■ Exercise objective ■
Single out the lines of the material that contain "content" and copy them.

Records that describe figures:
** START **

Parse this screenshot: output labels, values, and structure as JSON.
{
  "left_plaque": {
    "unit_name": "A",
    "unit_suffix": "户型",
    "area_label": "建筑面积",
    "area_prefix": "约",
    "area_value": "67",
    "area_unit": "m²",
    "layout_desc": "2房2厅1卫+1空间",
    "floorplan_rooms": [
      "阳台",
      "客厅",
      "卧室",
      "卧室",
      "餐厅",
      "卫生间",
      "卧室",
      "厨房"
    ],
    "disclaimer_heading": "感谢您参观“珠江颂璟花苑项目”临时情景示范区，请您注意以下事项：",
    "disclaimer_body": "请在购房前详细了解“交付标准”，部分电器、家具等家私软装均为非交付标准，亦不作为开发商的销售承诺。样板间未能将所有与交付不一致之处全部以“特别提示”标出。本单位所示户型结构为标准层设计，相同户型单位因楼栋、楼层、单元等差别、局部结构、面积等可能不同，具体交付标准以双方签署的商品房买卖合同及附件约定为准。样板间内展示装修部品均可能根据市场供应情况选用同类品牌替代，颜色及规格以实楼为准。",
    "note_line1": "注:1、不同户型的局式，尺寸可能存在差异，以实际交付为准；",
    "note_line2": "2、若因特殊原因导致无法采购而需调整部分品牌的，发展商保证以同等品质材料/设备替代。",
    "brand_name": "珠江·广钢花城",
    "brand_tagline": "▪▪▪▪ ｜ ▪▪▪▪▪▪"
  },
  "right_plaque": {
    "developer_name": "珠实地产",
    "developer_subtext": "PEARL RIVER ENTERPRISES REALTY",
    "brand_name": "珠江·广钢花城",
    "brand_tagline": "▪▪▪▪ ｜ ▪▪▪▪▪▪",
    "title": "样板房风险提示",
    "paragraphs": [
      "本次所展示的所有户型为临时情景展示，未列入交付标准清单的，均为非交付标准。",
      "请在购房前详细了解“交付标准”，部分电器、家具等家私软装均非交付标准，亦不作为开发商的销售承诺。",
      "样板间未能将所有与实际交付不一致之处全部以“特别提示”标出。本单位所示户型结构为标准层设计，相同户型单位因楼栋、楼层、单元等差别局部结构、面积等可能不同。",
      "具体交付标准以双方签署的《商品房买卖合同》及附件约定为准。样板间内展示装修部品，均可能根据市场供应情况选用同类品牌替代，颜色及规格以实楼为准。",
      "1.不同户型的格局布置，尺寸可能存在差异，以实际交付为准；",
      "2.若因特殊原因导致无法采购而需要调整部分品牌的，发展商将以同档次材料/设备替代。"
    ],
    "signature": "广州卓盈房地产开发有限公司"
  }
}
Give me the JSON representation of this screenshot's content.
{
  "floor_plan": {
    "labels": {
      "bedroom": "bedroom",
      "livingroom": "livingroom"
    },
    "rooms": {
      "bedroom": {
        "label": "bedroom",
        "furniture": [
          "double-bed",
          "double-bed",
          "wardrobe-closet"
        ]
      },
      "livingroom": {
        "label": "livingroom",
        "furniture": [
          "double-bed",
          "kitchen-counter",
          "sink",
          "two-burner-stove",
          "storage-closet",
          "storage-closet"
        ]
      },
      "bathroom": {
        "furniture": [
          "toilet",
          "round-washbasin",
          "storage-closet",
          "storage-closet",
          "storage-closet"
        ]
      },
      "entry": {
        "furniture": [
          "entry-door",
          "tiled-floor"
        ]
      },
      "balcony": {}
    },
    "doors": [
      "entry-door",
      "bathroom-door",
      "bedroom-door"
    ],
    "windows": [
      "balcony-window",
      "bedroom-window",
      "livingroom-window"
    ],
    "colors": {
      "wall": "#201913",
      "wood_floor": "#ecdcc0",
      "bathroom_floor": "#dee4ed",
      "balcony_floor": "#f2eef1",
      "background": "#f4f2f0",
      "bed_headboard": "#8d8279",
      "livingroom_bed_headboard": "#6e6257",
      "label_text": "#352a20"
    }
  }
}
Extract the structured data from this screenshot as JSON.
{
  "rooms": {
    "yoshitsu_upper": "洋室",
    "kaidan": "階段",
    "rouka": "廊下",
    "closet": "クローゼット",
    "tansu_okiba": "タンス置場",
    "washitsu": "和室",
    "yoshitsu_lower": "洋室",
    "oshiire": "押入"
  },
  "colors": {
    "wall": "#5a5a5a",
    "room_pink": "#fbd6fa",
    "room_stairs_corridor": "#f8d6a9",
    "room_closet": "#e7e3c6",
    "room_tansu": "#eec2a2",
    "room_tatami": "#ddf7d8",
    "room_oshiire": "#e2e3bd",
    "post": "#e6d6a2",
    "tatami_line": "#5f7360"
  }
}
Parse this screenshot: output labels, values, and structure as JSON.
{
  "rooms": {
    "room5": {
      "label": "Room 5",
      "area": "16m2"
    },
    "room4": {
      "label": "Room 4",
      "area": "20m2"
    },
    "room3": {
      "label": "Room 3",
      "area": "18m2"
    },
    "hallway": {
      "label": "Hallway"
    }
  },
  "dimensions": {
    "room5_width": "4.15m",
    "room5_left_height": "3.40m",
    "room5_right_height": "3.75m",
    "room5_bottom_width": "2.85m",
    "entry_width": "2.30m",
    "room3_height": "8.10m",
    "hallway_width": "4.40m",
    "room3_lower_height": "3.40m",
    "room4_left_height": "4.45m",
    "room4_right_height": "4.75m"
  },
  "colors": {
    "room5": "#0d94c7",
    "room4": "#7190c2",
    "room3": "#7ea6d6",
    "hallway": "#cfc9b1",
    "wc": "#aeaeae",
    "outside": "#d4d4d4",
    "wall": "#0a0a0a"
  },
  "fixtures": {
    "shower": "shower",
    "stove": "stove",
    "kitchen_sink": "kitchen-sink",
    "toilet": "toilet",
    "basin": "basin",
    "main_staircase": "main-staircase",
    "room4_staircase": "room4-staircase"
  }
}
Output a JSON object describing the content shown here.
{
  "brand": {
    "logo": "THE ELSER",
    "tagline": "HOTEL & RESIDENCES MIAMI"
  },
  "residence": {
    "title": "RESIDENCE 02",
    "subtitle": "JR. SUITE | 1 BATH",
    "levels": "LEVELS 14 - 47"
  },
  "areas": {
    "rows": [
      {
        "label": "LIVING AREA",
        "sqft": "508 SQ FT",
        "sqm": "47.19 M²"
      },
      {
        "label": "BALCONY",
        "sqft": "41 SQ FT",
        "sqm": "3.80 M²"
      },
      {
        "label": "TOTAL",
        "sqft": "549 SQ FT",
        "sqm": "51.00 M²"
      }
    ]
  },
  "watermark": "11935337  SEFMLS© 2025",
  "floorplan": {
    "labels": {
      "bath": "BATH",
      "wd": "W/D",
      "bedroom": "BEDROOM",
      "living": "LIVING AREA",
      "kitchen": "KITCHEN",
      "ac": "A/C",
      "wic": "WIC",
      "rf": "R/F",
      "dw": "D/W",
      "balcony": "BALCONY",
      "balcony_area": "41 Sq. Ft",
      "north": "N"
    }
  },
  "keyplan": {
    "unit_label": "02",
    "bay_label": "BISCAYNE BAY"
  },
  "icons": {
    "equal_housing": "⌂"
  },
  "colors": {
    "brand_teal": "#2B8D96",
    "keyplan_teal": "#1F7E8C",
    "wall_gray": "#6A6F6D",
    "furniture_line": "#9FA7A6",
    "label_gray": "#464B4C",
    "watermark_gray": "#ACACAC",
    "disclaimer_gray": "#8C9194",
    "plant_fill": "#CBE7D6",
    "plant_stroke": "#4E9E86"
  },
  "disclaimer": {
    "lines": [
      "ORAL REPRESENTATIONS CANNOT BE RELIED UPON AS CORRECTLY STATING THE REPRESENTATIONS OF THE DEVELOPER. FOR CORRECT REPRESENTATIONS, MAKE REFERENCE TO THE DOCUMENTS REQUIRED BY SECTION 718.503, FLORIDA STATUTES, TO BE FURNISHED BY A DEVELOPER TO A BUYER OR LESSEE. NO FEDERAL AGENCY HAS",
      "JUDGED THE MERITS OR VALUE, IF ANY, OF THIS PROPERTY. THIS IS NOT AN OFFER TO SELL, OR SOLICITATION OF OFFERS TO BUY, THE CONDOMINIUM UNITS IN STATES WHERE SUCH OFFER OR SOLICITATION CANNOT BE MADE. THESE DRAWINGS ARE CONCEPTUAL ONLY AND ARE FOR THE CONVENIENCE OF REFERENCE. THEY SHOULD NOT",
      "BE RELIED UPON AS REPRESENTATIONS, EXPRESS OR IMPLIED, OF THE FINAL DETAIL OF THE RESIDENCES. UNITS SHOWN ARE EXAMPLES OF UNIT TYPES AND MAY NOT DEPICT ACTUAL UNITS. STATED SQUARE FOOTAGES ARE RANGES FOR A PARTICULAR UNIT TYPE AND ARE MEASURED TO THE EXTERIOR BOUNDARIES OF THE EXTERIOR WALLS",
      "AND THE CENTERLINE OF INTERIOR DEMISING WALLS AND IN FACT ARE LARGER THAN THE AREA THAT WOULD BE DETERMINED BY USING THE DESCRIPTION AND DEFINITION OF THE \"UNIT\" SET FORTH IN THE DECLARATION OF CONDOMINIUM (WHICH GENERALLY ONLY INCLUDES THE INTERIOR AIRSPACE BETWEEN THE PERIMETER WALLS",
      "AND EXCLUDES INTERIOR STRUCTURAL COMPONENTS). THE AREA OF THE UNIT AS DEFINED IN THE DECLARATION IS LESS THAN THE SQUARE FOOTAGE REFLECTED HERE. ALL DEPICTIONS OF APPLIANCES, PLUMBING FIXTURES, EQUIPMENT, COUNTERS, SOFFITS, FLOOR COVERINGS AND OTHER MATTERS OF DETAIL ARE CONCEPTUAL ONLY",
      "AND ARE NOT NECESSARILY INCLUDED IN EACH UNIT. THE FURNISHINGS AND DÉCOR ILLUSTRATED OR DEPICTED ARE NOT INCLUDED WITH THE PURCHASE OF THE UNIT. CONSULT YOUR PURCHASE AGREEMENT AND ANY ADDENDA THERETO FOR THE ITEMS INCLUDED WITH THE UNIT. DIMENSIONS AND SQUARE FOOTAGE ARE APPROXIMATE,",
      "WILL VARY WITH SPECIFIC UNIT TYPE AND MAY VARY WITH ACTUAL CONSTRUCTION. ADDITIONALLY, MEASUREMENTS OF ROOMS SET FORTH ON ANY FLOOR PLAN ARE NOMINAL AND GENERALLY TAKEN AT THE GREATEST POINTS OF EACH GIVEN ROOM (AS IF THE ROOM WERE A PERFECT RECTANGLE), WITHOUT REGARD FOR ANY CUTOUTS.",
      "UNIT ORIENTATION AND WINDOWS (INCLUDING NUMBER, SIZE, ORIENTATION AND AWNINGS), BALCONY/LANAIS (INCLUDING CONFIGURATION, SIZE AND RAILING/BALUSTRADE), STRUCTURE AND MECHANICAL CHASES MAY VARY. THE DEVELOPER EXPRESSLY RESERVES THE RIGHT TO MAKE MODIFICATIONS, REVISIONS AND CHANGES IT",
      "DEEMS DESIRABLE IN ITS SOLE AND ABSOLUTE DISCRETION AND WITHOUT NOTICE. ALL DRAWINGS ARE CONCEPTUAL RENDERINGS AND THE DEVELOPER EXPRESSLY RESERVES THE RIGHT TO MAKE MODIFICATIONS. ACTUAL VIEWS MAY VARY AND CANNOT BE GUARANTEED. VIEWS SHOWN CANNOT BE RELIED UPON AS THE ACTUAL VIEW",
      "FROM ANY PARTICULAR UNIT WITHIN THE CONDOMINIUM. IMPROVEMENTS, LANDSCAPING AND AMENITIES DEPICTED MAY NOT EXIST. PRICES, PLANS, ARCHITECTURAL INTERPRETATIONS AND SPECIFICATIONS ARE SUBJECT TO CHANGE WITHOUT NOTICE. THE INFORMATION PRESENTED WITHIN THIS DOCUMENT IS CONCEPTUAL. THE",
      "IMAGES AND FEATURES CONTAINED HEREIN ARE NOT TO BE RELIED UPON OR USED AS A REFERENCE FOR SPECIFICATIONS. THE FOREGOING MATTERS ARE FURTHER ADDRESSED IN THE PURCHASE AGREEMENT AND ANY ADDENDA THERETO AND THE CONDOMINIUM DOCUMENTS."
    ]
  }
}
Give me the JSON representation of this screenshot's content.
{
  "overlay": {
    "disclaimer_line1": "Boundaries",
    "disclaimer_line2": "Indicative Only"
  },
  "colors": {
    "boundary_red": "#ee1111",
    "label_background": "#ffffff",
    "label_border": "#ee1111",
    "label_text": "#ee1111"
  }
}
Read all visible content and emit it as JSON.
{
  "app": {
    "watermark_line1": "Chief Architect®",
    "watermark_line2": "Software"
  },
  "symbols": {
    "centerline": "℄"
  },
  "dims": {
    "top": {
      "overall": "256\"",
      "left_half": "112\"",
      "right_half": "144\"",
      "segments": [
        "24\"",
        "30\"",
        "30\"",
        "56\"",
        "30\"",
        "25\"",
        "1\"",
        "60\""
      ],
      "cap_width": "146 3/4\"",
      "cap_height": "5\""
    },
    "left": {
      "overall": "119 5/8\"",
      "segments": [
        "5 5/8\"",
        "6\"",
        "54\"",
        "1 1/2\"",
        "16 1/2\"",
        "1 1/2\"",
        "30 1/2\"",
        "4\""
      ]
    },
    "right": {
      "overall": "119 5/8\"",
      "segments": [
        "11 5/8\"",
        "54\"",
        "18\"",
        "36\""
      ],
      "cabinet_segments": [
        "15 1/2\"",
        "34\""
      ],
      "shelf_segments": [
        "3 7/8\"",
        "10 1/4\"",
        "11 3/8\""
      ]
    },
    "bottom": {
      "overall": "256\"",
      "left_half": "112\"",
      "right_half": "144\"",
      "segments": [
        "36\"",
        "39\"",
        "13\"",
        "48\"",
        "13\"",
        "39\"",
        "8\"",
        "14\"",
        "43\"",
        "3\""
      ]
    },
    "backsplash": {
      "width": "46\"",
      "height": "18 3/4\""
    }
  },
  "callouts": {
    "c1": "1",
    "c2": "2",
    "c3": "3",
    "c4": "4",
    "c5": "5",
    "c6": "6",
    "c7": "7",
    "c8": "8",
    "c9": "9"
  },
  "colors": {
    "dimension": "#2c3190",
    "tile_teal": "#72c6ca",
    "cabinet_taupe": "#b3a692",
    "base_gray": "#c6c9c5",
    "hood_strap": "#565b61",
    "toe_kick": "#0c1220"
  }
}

** END **

■ Problem solution ■
Give me the JSON representation of this screenshot's content.
Output a JSON object describing the content shown here.
Give me the JSON representation of this screenshot's content.
Read all visible content and emit it as JSON.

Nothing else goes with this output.